(DO THIS) In the commit page below, what default value is given to the window_size parameter?

(TEXT TO READ)
--------------------------------------------------

First pricing implementation (#27)

* first implementation of elasticity demand computation * chor: fixing test :( * feature: rudemantary defintition of pricing pipeline * chor: fixing cross product missing data * add warning * feature: e2e pricing pipeline with inference
2026-05-31 08:33:36 +00:00 · 2025-11-27 18:25:27 +01:00
parent 8b76d24ade
commit c432c45343
8 changed files with 829 additions and 39 deletions
--- a/experiments/procesing/demand.py
+++ b/experiments/procesing/demand.py
@@ -2,14 +2,81 @@ from sklearn.base import BaseEstimator, TransformerMixin
 import numpy as np
 import pandas as pd
 from supabase import create_client, Client
-import pandas as pd
+from typing import Optional, Literal
 import os
+import logging
+log = logging.getLogger(__name__)

-SUPABASE_URL = os.getenv("NEXT_PUBLIC_SUPABASE_URL")
-SUPABASE_KEY = os.getenv("NEXT_PUBLIC_SUPABASE_ANON_KEY")
+SUPABASE_URL = os.getenv("NEXT_PUBLIC_SUPABASE_URL", "")
+SUPABASE_KEY = os.getenv("NEXT_PUBLIC_SUPABASE_ANON_KEY", "")

 supabase: Client = create_client(SUPABASE_URL, SUPABASE_KEY)

+class ChunkInteractionsIntoSteps(BaseEstimator, TransformerMixin):
+    """
+    Split interaction data into time windows for temporal analysis.
+    Returns a list of dataframes, one per time window.
+    """
+    def __init__(self,
+                 window_size:str='1h',
+                 ts_col:str='ts',
+                 return_metadata:bool=True):
+        """
+        Args:
+            window_size: pandas freq string ('1h', '30T', '1D', etc)
+            ts_col: timestamp column name
+            return_metadata: if True, return dict with metadata per chunk
+        """

--------------------------------------------------

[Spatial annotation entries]

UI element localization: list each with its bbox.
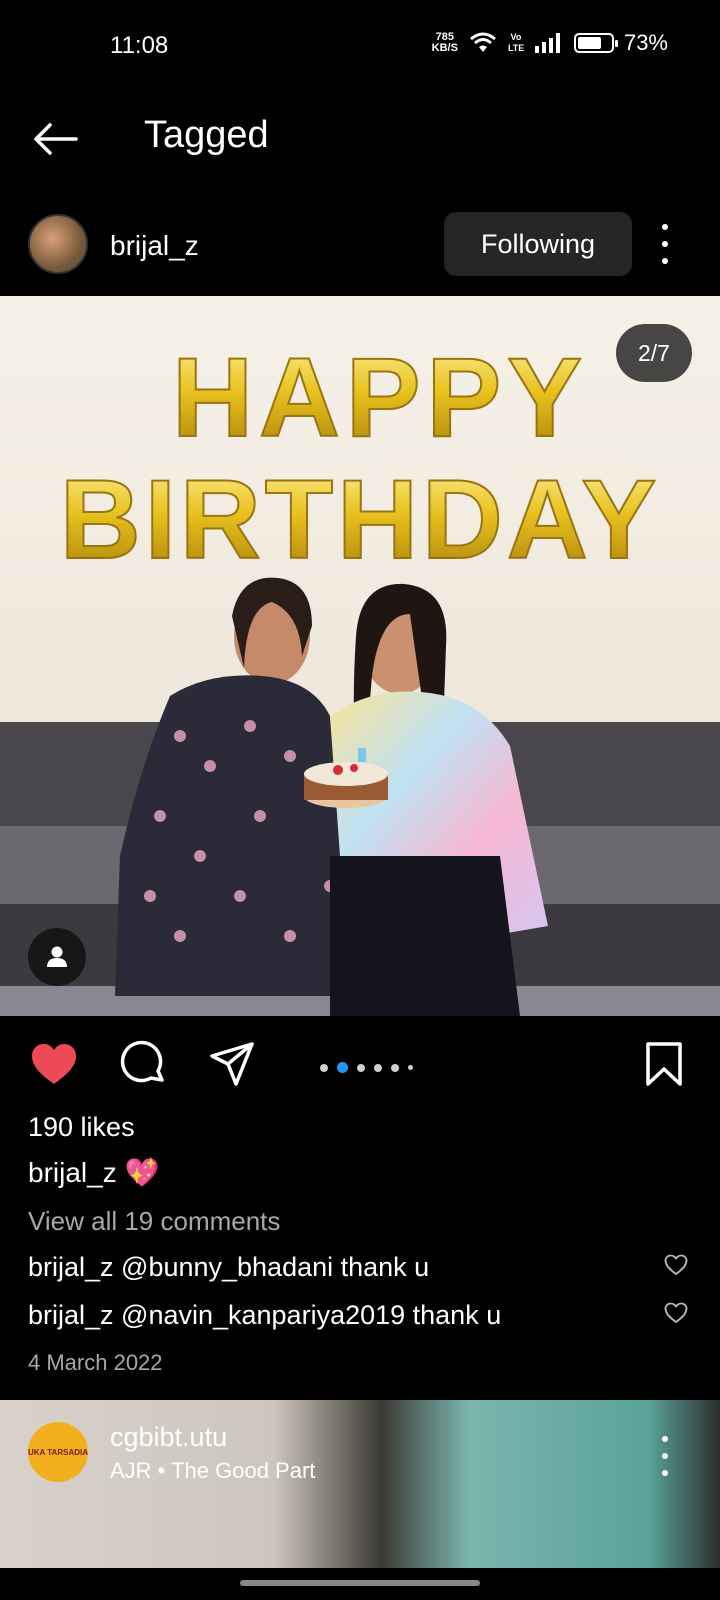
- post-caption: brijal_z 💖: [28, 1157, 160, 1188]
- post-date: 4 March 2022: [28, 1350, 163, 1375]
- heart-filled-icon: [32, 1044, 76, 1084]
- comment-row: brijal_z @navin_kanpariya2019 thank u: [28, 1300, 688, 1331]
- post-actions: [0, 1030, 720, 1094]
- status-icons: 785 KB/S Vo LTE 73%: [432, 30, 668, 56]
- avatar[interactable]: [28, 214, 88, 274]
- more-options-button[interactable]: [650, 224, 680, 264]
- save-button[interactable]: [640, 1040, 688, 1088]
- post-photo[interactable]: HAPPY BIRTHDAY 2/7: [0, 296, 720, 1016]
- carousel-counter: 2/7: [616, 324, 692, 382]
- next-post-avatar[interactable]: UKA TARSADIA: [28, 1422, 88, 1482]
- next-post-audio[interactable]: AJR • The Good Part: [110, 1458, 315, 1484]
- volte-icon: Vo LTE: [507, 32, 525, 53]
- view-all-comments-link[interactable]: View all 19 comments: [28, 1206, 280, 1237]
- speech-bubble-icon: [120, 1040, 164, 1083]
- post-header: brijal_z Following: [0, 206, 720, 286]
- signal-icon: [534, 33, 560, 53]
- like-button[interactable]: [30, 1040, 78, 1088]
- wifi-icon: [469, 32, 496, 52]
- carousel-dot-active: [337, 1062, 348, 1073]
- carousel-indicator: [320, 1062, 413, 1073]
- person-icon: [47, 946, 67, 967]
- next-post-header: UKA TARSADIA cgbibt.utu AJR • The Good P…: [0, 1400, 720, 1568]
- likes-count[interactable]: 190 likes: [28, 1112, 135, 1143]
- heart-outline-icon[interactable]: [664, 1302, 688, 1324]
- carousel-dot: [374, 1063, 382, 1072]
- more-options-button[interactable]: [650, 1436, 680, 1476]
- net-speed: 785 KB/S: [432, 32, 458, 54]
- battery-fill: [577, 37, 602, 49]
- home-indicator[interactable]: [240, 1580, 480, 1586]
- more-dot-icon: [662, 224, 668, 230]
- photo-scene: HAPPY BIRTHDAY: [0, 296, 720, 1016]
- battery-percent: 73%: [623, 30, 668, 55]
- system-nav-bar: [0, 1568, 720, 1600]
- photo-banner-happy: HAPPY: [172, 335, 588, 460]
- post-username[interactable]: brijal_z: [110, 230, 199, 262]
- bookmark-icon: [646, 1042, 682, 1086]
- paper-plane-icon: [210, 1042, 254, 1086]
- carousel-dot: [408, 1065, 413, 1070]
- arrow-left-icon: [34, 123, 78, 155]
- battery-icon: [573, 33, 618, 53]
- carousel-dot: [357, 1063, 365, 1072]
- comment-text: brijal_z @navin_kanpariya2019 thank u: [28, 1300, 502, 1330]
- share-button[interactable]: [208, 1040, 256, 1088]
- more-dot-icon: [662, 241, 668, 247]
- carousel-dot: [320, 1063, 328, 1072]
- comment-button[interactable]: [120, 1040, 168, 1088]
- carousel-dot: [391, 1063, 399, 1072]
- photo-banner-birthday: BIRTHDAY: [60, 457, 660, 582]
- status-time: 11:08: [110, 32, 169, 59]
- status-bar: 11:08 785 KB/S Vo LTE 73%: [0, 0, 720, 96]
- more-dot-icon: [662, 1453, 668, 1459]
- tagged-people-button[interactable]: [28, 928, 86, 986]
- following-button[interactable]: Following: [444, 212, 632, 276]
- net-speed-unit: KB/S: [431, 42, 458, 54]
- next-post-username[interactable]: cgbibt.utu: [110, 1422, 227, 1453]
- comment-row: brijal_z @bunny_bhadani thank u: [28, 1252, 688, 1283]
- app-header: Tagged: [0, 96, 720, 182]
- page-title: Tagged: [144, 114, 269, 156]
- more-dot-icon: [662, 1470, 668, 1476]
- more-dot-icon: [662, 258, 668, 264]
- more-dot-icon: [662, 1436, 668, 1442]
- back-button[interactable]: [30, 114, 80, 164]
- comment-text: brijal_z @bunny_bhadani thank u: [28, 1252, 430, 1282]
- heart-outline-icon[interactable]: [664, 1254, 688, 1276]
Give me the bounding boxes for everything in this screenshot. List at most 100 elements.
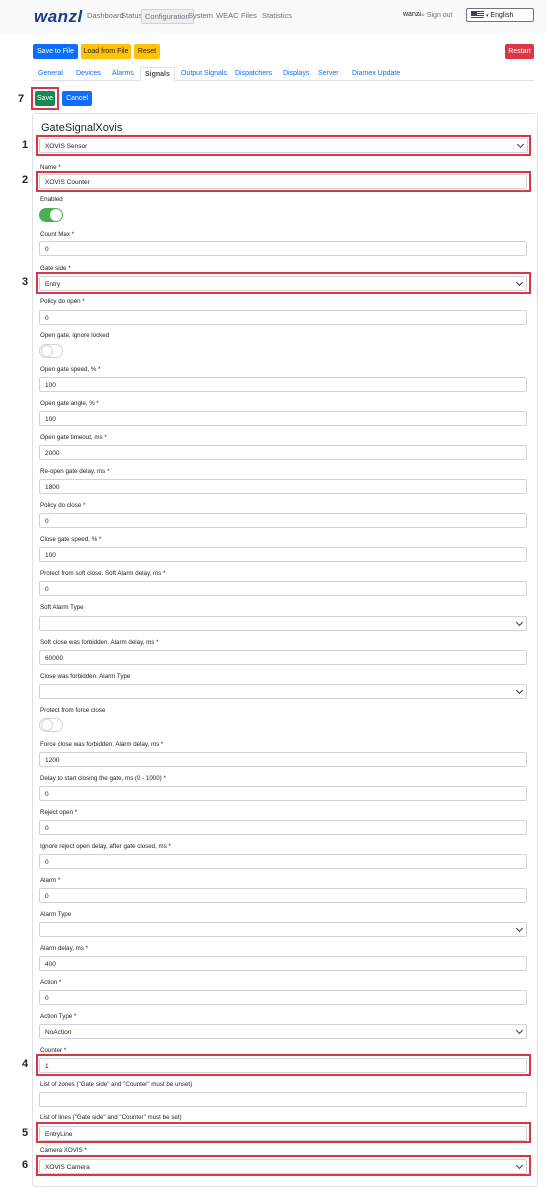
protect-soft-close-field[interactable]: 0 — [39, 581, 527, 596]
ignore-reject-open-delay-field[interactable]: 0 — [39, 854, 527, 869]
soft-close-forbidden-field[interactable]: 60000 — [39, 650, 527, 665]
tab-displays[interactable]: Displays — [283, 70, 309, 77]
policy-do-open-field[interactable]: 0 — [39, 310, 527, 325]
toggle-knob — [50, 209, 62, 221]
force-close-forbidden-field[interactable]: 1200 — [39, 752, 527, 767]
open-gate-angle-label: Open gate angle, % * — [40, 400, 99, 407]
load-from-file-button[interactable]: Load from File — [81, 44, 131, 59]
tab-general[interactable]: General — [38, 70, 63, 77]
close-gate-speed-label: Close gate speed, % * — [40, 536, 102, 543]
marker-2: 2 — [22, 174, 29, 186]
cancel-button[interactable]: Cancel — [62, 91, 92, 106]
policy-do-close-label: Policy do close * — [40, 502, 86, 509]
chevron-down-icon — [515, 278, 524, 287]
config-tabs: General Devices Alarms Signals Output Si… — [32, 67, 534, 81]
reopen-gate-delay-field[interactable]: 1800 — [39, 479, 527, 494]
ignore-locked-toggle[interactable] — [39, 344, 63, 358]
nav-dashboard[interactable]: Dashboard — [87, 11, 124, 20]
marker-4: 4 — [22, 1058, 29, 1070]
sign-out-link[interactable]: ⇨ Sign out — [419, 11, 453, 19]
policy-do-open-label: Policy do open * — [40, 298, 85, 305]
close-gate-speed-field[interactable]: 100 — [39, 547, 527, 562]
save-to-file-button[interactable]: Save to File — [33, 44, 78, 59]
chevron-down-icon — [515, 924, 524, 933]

--------------------------------------------------

(ANSWER FOR THIS EXERCISE) The default value is '1h'.